▸ **WRITTEN REQUEST**: Check every line below for the string "right", and copy the lines that contain it.

▸ **INFORMATION GIVEN**:
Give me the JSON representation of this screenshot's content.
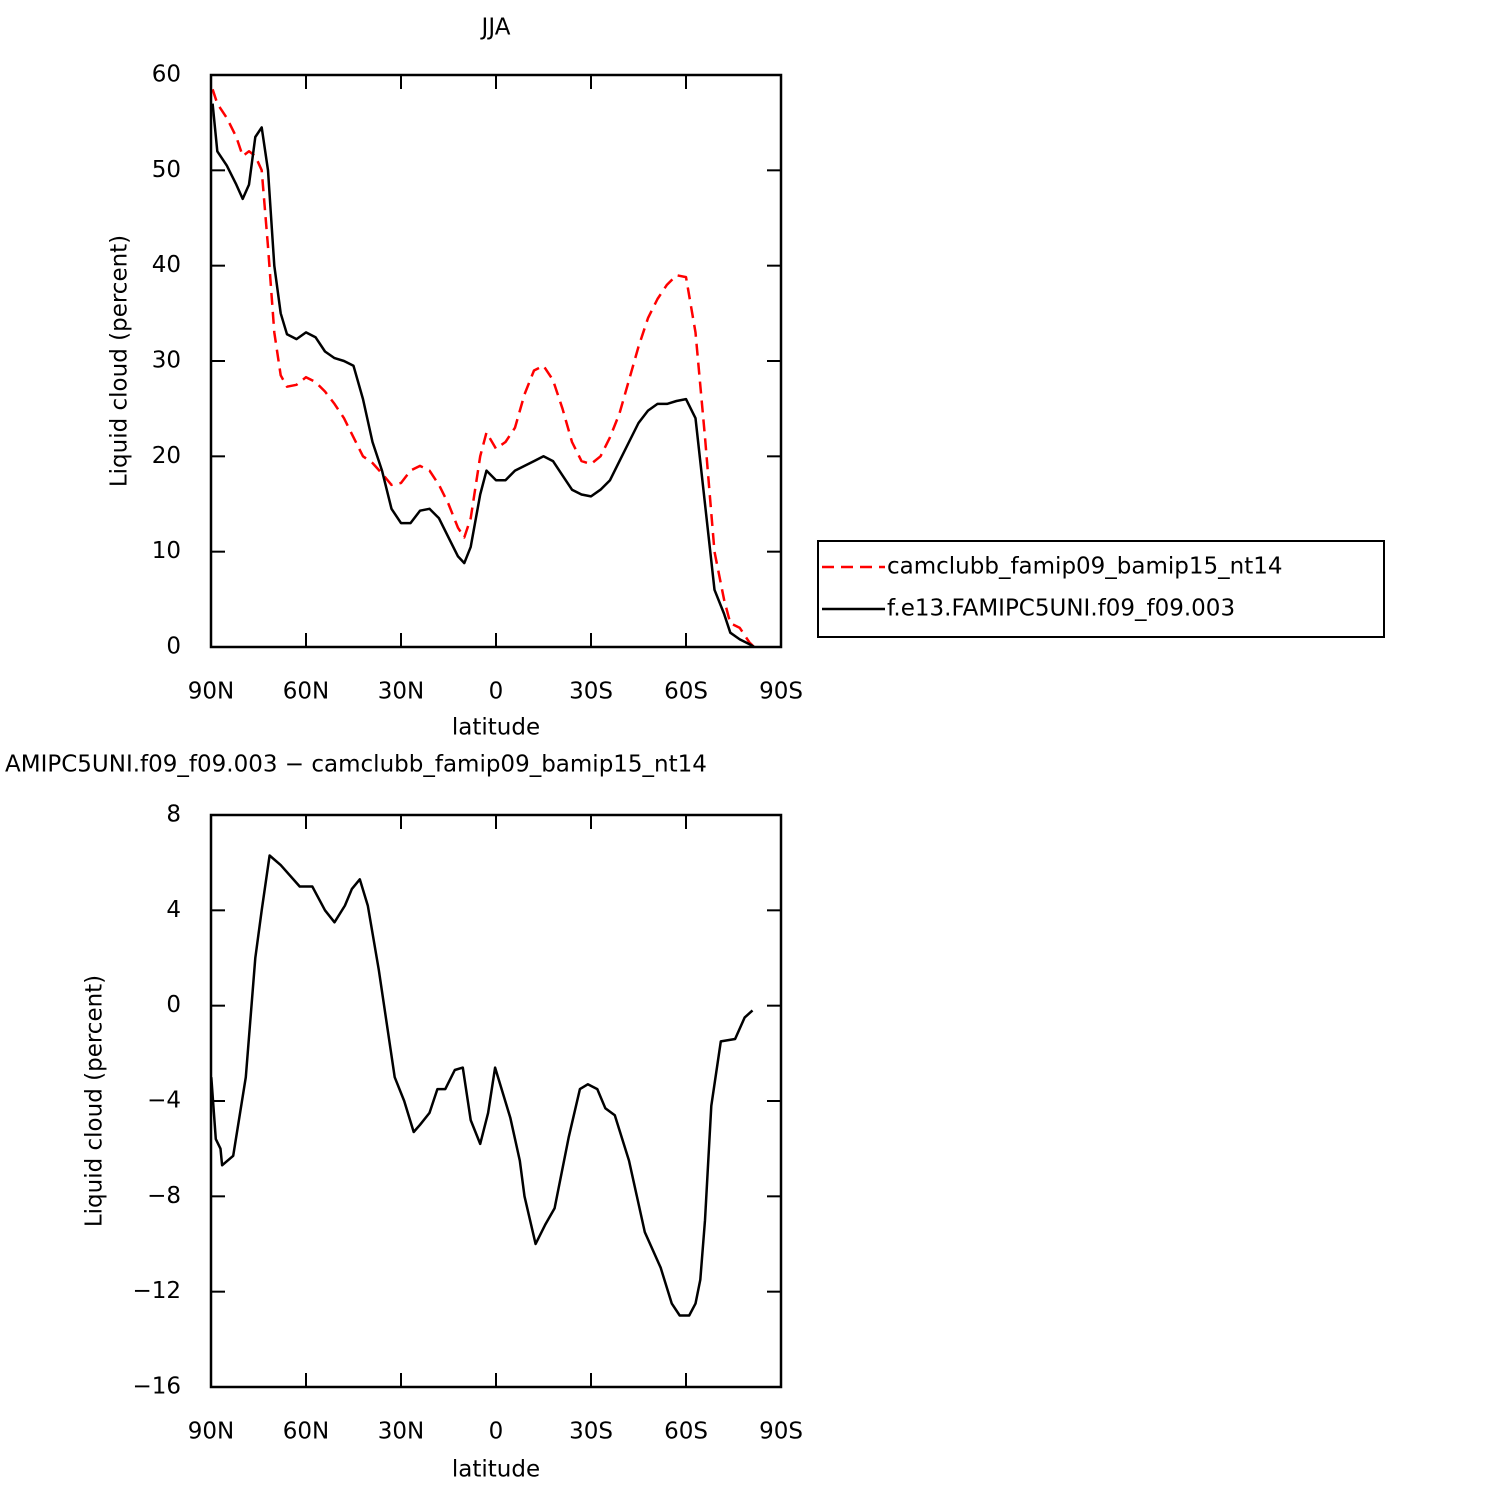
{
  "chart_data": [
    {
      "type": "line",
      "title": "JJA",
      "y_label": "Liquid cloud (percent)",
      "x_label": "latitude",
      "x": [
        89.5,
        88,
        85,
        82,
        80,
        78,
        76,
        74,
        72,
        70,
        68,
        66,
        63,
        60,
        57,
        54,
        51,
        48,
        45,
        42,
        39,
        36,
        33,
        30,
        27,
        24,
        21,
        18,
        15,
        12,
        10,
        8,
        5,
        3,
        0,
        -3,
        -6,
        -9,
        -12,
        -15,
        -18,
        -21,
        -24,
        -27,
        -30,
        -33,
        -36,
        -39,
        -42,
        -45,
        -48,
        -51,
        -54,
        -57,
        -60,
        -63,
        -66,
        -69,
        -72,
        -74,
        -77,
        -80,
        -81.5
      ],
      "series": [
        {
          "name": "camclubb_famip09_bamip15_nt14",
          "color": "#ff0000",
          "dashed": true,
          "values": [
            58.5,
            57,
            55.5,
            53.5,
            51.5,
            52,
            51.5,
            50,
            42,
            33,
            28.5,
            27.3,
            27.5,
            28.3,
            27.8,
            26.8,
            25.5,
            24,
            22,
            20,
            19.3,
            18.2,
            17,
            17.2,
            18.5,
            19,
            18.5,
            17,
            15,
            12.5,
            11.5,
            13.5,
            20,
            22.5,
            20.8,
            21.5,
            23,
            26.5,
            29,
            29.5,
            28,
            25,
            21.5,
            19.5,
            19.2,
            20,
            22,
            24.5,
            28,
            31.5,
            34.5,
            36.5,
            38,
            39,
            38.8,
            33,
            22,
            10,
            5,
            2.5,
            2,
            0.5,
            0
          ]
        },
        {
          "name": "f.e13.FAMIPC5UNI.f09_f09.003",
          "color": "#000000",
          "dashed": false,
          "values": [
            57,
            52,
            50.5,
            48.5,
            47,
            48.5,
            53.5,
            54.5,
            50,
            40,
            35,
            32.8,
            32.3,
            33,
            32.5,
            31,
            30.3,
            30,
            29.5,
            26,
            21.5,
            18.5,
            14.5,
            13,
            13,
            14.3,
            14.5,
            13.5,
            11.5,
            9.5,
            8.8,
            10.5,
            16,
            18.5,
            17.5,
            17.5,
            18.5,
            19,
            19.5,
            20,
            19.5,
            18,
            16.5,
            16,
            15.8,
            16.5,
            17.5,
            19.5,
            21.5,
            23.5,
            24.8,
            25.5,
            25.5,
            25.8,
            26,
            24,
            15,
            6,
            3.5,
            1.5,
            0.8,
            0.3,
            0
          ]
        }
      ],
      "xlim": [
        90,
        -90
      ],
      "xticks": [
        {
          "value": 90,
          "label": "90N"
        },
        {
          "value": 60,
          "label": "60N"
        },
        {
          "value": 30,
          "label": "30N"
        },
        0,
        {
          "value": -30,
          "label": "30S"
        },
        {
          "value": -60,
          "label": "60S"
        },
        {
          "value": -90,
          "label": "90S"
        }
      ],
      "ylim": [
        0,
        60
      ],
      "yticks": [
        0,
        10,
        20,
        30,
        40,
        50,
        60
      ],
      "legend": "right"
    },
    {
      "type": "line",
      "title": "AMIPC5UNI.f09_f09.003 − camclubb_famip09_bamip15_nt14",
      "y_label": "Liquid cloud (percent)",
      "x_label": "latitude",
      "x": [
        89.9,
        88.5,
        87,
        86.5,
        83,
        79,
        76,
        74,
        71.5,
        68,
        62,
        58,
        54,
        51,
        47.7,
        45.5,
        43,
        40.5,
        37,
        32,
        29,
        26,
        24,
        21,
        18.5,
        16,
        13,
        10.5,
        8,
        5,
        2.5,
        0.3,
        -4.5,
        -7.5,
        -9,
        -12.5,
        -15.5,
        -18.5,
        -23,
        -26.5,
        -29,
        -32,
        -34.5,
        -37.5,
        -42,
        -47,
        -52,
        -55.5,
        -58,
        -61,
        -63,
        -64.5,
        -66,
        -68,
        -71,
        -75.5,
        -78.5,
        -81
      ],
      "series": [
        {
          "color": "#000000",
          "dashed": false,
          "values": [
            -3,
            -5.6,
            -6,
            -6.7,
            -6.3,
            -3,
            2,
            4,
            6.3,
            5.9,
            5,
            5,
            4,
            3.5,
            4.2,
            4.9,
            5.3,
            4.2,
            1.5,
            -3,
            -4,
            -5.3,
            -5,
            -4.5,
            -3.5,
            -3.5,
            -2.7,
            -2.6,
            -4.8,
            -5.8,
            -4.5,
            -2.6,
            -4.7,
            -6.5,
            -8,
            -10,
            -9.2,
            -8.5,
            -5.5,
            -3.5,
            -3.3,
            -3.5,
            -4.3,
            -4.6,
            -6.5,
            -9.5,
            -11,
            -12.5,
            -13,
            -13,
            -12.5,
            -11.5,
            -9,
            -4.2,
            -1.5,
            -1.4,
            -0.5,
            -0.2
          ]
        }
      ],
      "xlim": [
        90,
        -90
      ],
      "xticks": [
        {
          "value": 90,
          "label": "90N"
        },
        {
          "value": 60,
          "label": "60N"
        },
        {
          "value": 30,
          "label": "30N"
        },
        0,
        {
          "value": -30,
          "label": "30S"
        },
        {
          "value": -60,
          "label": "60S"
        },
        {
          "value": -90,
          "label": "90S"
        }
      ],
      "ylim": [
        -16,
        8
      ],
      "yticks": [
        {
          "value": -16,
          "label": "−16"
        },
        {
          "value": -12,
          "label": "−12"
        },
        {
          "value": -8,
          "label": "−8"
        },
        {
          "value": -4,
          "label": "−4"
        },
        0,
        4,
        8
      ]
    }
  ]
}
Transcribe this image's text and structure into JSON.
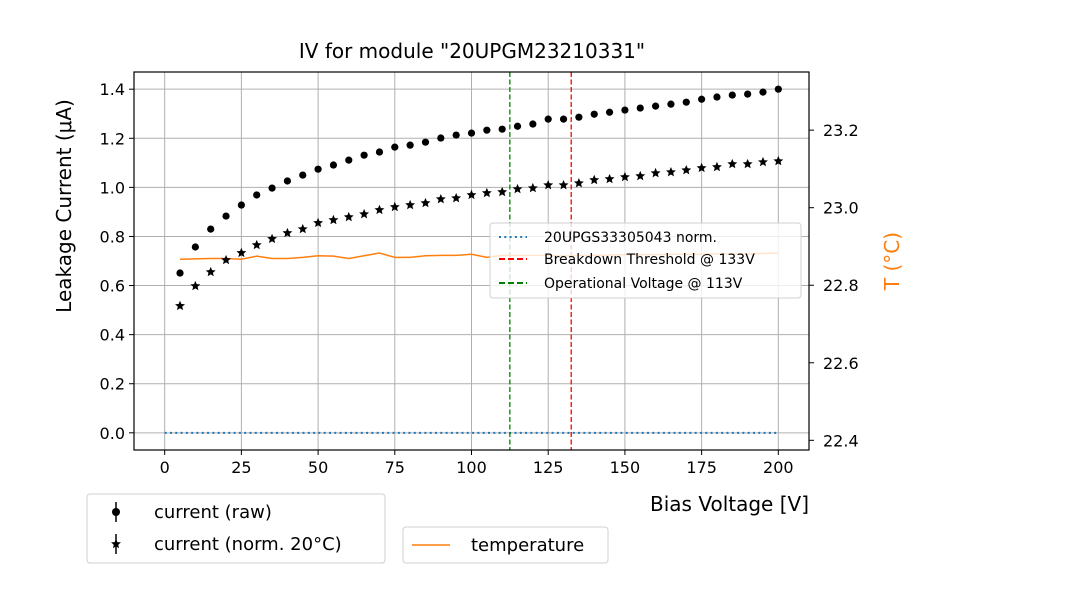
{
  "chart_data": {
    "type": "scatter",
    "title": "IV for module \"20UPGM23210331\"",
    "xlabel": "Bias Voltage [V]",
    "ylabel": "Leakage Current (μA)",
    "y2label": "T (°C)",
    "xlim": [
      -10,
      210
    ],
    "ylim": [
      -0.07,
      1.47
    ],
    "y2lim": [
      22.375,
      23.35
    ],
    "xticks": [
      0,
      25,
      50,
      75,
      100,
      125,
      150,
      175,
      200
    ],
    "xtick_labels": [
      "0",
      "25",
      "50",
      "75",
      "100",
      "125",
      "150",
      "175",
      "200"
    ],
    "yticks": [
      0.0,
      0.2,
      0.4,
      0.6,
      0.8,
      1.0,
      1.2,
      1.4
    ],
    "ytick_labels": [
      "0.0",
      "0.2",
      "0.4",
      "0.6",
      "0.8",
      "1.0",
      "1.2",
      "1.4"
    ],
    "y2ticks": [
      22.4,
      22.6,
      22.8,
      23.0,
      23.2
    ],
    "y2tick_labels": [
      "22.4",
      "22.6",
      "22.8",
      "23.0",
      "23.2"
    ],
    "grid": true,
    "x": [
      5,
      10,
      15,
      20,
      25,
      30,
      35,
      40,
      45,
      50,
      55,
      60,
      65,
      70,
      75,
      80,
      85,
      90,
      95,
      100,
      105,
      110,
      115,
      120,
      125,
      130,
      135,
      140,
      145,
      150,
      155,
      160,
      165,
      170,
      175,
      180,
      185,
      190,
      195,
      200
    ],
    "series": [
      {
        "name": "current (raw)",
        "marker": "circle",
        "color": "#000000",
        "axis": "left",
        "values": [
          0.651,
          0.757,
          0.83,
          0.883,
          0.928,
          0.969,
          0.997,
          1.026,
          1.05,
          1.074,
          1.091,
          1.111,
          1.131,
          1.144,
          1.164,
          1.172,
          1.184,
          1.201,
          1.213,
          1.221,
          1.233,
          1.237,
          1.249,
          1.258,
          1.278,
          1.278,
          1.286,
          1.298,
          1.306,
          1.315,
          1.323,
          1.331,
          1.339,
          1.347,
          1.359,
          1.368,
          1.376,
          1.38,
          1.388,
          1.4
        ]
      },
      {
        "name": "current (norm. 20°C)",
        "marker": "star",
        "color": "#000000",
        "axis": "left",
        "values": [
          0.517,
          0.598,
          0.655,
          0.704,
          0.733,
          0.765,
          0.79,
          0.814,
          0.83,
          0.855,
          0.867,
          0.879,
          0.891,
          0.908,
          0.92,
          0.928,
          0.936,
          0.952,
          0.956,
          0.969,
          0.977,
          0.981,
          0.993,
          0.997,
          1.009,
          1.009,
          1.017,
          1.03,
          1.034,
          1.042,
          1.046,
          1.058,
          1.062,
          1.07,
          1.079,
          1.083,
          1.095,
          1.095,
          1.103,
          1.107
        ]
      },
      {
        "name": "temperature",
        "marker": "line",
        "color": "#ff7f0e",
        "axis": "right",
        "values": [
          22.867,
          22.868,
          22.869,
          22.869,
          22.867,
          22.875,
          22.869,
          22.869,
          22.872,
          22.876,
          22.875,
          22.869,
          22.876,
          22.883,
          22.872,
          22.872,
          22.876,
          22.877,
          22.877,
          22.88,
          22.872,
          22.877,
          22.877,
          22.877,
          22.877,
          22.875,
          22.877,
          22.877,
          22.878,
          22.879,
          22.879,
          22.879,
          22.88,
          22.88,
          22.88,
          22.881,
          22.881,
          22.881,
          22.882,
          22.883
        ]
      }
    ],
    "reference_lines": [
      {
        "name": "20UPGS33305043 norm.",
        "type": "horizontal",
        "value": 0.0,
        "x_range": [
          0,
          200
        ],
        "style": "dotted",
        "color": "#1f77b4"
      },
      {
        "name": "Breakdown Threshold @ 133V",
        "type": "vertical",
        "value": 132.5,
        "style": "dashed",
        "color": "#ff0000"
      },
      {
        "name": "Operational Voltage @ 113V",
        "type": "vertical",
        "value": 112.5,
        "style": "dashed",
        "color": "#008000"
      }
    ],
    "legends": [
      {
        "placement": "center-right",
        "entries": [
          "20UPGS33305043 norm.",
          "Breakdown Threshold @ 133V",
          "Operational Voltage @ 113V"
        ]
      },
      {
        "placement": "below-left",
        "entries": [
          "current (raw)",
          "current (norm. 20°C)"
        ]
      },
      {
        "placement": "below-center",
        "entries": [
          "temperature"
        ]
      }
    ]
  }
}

▸ **FINISHED TASK**:
      "legend": "right"
        "axis": "right",
        "placement": "center-right",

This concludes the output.